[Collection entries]
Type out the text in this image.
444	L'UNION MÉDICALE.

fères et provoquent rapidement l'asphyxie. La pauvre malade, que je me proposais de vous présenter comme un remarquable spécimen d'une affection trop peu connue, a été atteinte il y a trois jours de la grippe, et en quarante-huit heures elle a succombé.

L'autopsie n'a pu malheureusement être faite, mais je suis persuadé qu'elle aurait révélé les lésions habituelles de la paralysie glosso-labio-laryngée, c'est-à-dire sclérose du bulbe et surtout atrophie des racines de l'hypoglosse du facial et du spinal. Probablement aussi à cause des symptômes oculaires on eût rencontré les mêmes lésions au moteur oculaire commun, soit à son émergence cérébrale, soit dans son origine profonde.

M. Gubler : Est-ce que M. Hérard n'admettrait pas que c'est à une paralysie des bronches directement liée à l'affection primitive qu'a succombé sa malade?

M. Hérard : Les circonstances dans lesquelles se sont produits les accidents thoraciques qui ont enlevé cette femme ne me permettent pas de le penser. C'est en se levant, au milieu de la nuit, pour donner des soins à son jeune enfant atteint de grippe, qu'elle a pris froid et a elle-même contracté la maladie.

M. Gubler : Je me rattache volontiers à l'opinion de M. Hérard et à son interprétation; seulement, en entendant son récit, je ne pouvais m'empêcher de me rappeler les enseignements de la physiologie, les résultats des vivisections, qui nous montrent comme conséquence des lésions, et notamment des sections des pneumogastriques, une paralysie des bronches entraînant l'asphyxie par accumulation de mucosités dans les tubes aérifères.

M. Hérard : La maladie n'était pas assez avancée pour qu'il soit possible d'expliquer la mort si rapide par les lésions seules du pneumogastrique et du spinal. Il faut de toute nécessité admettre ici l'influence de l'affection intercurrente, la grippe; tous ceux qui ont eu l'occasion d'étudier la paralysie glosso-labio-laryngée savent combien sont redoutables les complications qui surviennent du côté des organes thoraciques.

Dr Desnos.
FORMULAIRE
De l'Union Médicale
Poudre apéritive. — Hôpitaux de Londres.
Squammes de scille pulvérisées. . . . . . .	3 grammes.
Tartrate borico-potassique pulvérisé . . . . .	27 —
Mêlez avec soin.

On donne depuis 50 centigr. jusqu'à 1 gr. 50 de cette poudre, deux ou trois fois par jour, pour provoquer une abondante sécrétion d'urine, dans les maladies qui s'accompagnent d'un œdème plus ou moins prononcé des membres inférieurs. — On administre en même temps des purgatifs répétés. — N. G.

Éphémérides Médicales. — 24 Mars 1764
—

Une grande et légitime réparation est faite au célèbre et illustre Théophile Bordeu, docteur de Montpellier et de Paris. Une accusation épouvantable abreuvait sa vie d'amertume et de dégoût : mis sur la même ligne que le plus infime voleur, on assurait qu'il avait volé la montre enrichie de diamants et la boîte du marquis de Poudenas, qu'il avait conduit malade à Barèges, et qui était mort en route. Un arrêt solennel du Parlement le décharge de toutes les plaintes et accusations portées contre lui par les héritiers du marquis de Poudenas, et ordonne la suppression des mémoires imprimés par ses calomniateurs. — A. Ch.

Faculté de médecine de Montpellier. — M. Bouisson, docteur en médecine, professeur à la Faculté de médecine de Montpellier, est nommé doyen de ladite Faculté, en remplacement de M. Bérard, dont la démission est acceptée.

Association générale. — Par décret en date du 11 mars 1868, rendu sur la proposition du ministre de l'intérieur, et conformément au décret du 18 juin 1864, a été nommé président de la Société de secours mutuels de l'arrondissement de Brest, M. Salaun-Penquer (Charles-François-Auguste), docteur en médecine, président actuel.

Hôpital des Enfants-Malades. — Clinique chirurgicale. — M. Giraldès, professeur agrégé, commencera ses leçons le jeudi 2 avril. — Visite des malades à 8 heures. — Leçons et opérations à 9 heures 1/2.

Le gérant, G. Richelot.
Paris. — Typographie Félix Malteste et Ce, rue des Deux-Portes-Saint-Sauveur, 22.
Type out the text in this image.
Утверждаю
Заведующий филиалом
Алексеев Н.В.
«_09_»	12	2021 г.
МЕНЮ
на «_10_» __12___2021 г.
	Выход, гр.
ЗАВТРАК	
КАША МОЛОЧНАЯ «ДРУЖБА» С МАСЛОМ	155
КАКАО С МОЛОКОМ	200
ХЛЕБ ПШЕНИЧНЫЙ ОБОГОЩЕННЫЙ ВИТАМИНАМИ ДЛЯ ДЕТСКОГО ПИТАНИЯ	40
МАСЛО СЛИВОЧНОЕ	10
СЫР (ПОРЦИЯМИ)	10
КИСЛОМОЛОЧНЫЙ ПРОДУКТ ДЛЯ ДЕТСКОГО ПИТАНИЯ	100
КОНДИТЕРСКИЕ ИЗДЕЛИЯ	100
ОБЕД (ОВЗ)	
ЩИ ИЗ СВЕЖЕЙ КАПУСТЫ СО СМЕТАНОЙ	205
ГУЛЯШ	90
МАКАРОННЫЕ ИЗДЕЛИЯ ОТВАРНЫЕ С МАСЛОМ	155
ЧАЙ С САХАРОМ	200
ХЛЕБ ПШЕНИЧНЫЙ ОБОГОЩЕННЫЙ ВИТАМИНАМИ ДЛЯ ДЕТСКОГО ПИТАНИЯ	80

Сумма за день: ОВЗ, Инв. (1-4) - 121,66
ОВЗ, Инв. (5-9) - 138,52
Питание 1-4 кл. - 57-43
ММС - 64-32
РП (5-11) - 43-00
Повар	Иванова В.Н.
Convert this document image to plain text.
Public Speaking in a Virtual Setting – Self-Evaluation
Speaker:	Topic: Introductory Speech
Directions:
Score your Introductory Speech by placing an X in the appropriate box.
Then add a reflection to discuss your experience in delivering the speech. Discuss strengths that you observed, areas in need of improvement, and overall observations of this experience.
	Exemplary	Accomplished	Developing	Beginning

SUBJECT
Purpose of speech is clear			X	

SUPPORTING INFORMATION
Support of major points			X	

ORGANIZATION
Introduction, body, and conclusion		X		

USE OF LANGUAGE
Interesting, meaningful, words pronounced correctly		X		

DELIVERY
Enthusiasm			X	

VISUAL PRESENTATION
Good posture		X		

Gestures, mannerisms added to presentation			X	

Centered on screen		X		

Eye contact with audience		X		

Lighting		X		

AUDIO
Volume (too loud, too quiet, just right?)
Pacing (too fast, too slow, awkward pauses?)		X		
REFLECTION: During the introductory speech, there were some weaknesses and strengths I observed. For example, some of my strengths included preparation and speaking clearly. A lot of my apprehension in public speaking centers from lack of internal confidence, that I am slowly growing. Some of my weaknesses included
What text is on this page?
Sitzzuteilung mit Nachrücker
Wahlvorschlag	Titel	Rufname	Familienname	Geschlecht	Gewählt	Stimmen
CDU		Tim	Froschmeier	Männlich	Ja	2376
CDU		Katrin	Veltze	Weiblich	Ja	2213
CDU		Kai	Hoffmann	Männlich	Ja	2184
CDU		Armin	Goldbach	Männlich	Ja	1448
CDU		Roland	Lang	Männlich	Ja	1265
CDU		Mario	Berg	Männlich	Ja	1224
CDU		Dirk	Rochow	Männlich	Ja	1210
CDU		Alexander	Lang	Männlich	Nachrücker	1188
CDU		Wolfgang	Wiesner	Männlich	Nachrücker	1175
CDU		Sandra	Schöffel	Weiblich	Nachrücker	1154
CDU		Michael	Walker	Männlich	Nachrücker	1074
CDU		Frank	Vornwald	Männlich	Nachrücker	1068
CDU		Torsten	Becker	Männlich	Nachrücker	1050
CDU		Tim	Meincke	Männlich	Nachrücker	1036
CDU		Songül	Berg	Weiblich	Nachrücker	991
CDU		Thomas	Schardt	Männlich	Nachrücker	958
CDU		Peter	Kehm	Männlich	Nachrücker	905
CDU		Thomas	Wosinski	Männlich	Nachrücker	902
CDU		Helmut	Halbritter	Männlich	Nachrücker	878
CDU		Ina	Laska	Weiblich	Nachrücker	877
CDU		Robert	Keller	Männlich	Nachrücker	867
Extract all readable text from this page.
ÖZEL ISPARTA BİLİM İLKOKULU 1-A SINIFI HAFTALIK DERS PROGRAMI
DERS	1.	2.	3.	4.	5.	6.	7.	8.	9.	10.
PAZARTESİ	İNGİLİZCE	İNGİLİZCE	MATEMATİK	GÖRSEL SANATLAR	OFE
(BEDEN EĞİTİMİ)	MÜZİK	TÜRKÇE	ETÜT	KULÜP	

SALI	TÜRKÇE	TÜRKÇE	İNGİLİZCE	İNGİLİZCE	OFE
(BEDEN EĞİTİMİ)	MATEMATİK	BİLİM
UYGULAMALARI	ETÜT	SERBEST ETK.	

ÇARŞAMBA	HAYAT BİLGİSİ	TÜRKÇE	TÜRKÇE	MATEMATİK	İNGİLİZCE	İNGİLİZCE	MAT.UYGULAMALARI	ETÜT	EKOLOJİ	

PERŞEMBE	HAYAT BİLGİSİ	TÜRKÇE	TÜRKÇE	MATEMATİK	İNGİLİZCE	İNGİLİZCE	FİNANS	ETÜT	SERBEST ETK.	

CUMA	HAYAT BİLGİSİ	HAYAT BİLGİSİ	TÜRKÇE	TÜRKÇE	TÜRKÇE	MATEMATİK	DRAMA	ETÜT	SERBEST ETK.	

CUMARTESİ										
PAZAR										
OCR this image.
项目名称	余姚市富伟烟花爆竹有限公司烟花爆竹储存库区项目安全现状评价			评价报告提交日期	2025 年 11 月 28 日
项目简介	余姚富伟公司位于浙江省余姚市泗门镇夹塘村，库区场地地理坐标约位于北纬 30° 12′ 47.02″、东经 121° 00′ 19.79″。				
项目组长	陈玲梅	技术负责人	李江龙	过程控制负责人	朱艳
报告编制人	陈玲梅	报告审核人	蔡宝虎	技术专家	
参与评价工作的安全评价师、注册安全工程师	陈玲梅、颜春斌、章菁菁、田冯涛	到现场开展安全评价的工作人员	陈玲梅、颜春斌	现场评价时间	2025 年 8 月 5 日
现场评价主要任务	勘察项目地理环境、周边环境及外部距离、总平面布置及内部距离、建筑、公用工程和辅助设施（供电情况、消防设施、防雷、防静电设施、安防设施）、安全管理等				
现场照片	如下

REQUIRED TASK:
Select and copy every line of the listing with the word "BİLİM".

THE ANSWER:
ÖZEL ISPARTA BİLİM İLKOKULU 1-A SINIFI HAFTALIK DERS PROGRAMI
(BEDEN EĞİTİMİ)	MATEMATİK	BİLİM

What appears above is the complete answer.